OBJECTIVE: Please state how many lines in the records contain the string "event", with no words besides the number.

>> BEGIN TASK INPUT

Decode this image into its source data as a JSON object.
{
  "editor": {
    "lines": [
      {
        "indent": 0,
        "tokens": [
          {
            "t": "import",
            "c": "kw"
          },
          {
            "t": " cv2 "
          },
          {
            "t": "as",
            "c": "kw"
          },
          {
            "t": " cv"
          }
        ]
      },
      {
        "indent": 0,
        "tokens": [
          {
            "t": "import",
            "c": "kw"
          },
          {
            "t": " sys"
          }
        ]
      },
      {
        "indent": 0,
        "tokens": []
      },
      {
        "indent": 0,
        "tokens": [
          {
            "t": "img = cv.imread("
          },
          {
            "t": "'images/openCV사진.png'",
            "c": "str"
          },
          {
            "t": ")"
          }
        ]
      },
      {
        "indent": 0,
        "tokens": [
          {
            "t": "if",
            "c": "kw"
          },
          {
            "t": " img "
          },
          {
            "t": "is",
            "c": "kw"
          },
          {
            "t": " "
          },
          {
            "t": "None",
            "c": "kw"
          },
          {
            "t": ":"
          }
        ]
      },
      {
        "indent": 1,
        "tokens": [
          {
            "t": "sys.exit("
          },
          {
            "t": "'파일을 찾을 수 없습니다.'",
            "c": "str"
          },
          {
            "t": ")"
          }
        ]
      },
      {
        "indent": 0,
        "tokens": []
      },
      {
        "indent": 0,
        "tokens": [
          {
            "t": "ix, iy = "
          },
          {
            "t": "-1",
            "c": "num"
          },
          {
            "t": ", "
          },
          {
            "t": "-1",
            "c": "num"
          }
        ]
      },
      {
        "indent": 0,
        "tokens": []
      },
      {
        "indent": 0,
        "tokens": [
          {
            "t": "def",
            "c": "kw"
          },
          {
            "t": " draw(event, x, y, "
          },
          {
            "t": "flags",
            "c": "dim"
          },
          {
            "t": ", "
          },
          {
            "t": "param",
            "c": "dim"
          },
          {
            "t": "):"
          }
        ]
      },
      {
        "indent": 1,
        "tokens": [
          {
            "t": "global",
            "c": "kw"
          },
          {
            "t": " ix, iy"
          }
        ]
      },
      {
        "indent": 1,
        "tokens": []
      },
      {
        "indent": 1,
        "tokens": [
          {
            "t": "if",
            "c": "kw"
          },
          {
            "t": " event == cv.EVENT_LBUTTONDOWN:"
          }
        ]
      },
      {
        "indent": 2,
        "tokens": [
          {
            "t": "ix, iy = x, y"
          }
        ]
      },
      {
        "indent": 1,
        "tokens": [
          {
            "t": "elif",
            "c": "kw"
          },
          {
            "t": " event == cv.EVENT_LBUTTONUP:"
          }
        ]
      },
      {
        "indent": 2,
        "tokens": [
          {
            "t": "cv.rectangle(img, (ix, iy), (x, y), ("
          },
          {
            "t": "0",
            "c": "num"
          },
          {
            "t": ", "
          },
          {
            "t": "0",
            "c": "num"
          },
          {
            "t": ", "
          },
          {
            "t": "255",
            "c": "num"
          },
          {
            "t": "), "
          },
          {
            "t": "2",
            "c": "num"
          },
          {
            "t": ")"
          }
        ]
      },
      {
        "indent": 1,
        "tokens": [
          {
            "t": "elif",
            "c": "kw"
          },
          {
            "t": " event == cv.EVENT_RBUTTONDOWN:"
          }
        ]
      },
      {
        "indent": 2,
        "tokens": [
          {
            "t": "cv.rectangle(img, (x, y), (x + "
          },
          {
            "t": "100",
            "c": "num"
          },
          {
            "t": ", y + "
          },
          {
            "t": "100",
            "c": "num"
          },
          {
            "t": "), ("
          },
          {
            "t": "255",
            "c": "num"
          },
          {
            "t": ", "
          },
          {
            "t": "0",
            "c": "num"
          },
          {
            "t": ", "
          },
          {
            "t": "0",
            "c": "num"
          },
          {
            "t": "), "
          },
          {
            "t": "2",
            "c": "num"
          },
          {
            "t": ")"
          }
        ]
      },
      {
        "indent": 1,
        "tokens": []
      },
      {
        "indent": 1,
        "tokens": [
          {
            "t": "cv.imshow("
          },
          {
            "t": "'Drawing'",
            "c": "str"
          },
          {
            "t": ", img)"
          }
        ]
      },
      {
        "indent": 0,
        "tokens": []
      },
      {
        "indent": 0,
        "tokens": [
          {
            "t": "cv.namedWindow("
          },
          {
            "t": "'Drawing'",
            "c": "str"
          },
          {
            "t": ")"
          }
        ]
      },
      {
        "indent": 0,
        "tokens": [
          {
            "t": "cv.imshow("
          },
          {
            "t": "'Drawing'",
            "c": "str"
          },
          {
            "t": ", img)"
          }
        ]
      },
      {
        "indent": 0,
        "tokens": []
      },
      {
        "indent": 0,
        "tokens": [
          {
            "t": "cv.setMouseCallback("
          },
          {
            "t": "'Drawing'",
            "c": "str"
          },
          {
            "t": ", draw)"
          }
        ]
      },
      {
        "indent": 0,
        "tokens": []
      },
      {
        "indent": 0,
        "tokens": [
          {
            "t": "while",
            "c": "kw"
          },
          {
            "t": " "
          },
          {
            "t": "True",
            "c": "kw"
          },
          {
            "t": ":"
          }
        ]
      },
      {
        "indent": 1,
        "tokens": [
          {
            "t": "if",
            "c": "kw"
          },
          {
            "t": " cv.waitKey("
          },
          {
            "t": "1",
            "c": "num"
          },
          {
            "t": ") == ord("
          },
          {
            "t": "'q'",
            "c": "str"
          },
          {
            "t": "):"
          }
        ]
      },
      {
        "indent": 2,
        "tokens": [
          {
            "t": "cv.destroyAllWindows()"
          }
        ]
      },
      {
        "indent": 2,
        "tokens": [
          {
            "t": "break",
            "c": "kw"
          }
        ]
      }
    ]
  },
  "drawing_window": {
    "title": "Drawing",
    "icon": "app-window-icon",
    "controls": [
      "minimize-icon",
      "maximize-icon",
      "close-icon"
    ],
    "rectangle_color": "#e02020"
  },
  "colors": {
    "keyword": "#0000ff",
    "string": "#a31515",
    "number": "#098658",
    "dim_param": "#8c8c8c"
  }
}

>> END TASK INPUT

FULL SOLUTION: 4